■ Records from a dataset ■
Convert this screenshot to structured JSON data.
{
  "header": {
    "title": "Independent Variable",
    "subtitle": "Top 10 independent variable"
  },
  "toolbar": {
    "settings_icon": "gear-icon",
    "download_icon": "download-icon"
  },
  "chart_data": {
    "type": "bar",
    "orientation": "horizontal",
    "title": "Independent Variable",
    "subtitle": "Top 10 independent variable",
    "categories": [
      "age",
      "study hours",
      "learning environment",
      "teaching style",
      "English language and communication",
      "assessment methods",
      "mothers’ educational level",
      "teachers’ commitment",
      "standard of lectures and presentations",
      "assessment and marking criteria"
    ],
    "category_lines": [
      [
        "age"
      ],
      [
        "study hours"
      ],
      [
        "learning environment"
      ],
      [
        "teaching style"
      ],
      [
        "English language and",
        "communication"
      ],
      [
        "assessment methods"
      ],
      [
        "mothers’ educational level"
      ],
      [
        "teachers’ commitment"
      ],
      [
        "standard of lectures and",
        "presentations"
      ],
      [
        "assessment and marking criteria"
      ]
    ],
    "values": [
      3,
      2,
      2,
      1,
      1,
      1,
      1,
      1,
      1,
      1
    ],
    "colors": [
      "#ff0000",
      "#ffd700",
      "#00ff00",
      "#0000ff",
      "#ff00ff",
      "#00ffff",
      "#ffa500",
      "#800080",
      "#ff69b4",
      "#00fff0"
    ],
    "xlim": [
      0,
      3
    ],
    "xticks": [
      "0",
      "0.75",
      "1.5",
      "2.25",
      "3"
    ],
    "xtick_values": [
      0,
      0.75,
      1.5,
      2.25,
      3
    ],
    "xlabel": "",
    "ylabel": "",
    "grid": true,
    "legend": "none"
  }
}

■ To be done ■
Above are the records. Copy every line in them holding "marking".

■ Written solution ■
      "assessment and marking criteria"
        "assessment and marking criteria"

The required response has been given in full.